• _TO DO_
Locate every line that holds the string "xxxx" and copy it.

-- Begin DATA EXCERPTS --

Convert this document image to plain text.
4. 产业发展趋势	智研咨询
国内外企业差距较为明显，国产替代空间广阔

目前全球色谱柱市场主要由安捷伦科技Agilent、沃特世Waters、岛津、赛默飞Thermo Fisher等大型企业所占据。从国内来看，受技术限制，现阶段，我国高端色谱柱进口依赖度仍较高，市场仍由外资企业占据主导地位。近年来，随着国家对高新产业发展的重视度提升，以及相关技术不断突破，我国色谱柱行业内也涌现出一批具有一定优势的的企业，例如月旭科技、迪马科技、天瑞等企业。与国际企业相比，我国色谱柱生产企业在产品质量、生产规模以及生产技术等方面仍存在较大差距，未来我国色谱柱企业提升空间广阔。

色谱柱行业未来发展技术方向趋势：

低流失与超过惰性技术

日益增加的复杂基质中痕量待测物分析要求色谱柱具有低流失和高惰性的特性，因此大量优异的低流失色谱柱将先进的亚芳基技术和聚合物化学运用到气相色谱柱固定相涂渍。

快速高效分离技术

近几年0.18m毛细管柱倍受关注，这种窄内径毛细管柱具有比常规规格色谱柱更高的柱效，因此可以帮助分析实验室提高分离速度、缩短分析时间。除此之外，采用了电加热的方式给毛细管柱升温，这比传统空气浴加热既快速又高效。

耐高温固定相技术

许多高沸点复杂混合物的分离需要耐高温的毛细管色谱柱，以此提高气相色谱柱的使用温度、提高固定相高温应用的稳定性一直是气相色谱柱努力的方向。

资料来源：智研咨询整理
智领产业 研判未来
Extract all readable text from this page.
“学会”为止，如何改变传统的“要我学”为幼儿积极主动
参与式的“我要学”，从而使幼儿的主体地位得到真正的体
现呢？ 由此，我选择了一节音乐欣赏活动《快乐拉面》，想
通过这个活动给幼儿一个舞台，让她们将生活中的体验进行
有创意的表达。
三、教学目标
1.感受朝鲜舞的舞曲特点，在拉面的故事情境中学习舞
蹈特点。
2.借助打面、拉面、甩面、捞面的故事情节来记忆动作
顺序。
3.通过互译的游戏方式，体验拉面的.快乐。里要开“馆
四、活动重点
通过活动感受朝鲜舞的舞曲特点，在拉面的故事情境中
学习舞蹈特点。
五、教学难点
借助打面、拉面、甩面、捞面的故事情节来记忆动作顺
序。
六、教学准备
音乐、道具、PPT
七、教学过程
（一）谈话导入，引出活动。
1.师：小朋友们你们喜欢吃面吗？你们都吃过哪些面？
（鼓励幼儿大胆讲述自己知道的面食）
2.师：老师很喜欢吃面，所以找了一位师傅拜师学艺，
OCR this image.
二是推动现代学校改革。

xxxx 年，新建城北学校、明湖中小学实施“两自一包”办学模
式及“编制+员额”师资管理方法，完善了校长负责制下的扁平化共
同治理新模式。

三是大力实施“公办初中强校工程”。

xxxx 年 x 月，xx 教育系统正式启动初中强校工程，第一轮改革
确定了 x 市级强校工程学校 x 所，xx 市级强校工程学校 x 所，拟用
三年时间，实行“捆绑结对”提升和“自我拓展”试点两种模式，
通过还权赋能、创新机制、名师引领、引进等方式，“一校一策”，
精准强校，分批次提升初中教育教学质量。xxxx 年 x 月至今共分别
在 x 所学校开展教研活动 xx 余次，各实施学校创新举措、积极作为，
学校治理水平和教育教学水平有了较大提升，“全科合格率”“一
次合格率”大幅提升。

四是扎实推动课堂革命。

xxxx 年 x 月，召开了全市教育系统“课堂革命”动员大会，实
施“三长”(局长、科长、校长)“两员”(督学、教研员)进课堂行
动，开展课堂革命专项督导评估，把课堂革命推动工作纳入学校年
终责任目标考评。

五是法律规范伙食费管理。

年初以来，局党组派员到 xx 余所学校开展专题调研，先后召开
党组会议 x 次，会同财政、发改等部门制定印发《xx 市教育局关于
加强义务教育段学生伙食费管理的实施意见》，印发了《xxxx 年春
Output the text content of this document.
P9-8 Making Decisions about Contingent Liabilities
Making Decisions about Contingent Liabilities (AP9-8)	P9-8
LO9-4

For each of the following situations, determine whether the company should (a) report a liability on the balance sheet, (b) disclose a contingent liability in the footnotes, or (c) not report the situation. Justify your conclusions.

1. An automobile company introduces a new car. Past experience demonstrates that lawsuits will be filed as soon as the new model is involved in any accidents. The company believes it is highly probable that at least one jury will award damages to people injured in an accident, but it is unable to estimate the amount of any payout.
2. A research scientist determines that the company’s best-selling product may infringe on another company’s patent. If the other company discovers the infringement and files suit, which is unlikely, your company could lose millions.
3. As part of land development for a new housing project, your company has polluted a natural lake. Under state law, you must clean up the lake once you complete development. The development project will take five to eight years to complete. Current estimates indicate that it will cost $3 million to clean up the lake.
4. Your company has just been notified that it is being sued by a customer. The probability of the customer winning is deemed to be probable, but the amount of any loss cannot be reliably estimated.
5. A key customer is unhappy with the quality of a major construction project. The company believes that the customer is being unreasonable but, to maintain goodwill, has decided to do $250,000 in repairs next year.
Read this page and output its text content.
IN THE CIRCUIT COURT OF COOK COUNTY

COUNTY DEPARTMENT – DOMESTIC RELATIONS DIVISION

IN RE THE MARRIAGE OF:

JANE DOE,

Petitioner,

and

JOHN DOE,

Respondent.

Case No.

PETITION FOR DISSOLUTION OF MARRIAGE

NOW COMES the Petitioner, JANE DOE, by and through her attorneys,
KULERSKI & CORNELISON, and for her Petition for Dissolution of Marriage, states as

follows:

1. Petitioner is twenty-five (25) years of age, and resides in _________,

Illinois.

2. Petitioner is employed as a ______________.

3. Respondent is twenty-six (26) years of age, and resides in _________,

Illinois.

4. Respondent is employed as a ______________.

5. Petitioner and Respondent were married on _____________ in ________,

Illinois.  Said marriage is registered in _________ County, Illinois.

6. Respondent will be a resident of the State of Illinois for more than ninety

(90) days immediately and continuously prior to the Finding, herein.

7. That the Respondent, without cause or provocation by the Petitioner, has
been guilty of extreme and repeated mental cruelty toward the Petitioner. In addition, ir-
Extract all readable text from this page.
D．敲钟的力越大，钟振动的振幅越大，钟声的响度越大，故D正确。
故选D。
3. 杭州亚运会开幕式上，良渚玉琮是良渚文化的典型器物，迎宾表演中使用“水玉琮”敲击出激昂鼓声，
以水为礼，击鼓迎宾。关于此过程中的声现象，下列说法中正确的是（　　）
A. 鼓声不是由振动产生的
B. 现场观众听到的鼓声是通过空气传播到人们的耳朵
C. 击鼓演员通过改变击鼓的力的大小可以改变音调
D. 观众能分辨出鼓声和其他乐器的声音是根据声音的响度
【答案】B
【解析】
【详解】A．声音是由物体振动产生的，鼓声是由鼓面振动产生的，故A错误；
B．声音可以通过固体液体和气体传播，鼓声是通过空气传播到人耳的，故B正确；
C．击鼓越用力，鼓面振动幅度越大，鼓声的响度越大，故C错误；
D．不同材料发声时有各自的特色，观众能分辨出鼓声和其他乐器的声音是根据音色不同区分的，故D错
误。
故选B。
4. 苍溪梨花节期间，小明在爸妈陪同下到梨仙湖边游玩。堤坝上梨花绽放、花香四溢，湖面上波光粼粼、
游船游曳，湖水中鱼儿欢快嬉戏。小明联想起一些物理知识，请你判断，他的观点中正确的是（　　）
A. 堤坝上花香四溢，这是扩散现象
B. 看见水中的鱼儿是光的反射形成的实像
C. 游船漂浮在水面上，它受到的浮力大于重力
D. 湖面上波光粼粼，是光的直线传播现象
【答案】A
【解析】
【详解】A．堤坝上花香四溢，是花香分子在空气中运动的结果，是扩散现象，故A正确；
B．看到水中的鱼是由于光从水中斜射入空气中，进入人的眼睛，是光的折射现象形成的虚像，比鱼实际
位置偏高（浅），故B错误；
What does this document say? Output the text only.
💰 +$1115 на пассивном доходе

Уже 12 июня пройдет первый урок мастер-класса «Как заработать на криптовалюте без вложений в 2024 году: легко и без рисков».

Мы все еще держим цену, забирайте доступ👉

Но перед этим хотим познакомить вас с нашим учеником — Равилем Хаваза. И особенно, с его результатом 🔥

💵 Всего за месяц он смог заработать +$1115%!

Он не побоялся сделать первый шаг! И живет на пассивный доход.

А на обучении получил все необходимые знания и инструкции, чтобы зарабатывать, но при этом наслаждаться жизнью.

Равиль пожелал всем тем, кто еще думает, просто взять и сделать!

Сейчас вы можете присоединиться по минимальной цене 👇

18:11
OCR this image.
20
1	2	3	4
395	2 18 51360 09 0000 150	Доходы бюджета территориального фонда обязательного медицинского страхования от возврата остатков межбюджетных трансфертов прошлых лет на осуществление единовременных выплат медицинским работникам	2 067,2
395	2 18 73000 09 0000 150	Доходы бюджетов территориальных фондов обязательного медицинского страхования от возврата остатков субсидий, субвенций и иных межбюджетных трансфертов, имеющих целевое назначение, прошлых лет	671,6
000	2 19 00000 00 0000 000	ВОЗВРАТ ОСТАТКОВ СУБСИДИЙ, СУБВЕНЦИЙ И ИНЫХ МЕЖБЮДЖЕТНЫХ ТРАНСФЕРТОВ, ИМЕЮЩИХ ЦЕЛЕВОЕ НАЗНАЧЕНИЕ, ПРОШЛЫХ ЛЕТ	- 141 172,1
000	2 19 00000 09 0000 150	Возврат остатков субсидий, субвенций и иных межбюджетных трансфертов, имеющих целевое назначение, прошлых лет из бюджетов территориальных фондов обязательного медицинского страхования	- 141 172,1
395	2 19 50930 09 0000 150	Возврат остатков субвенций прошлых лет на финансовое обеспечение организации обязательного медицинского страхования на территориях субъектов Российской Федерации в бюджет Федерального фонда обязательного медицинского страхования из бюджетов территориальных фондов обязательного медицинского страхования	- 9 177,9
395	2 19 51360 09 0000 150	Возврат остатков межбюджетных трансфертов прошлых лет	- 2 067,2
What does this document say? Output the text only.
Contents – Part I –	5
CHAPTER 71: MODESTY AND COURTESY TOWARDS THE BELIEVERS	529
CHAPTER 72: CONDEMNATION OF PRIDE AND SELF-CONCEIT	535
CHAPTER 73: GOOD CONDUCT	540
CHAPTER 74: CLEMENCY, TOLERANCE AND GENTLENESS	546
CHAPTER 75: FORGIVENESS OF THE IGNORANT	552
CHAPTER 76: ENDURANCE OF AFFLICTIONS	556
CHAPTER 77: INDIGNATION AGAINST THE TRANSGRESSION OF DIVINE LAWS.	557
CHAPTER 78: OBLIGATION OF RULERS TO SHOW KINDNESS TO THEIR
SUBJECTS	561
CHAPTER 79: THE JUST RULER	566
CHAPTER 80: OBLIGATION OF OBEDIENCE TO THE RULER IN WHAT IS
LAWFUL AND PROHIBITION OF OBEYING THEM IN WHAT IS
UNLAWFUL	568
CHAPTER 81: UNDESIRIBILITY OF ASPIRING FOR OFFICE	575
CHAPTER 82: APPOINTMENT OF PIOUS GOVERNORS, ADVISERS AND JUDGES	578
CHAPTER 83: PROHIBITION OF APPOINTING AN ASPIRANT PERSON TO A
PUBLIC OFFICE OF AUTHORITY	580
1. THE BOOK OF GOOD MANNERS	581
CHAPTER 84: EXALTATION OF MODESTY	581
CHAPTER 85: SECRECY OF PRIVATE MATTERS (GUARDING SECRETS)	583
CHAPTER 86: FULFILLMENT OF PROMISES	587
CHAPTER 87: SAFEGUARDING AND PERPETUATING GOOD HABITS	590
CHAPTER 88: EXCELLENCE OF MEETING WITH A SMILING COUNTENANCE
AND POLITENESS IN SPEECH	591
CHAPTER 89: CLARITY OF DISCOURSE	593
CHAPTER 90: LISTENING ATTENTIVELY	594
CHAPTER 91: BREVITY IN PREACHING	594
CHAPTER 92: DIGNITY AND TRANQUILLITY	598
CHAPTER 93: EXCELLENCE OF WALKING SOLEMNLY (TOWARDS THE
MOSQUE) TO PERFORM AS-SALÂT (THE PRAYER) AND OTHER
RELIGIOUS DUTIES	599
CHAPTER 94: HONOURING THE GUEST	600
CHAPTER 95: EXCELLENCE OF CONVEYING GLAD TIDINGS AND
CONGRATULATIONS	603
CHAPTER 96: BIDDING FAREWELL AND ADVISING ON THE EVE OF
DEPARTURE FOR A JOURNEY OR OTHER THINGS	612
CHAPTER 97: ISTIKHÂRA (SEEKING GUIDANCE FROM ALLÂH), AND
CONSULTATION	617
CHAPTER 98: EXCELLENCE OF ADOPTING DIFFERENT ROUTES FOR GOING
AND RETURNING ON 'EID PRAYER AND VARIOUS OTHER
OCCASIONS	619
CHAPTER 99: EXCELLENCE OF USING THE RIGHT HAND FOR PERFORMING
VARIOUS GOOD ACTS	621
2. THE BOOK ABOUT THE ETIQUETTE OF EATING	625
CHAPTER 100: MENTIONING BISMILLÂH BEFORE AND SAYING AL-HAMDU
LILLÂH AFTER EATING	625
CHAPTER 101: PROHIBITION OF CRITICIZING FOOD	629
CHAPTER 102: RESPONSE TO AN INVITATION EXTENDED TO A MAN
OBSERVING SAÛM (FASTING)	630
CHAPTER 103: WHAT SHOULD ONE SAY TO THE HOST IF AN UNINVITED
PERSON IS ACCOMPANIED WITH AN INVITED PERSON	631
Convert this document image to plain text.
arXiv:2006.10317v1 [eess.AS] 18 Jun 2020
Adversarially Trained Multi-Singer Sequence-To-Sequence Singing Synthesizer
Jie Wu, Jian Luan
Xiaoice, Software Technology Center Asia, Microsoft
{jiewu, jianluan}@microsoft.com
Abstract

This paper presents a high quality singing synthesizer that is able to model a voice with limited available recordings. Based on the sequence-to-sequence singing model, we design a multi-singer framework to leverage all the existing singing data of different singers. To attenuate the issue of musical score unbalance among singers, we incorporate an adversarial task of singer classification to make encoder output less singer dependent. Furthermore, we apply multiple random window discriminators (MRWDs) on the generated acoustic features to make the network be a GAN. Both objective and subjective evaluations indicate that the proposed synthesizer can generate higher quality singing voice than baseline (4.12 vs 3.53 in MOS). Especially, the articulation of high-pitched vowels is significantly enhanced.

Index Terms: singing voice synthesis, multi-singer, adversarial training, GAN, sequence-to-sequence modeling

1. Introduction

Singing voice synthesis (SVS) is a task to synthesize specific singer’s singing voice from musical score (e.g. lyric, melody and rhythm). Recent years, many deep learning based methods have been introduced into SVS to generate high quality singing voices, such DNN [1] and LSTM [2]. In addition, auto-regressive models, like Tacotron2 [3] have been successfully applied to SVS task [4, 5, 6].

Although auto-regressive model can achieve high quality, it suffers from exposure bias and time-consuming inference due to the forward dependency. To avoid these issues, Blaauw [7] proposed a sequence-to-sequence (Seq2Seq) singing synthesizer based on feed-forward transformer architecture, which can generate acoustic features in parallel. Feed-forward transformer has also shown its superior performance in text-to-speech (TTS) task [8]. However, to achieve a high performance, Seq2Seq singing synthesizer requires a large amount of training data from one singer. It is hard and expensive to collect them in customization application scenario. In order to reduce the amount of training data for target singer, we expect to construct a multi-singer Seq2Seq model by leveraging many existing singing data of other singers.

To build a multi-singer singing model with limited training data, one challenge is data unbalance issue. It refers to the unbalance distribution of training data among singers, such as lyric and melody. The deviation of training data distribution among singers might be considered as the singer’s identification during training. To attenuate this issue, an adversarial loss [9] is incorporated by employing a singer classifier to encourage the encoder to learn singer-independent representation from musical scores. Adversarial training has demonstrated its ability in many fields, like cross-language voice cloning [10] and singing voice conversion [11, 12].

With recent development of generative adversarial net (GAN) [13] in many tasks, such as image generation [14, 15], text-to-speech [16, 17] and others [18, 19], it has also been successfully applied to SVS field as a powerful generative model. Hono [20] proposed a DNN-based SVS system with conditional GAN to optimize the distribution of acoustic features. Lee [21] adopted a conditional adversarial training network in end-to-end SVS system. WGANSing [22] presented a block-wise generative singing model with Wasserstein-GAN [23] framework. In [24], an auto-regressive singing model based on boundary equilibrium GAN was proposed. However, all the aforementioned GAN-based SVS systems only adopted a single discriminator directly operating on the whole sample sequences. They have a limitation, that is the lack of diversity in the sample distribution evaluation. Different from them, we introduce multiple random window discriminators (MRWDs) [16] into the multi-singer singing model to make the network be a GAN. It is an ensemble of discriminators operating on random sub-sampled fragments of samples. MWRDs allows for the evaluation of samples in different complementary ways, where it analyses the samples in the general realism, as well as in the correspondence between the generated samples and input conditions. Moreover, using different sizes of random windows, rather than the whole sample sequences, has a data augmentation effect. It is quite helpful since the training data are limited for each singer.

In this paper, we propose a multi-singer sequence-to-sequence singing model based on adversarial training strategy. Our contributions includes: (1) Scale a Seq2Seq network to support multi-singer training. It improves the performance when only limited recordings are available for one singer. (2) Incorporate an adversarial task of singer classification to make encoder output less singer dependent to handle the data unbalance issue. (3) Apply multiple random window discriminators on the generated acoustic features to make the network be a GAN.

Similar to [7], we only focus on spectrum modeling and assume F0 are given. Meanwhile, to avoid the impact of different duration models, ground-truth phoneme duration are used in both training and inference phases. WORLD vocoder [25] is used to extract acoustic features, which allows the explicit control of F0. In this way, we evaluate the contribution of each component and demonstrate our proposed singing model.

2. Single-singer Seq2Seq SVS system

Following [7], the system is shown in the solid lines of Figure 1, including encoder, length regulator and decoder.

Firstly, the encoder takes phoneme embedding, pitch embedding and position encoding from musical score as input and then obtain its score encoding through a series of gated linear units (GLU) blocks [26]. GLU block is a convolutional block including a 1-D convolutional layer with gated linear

-- End DATA EXCERPTS --

• _FULL SOLUTION_
xxxx 年，新建城北学校、明湖中小学实施“两自一包”办学模
xxxx 年 x 月，xx 教育系统正式启动初中强校工程，第一轮改革
精准强校，分批次提升初中教育教学质量。xxxx 年 x 月至今共分别
xxxx 年 x 月，召开了全市教育系统“课堂革命”动员大会，实
加强义务教育段学生伙食费管理的实施意见》，印发了《xxxx 年春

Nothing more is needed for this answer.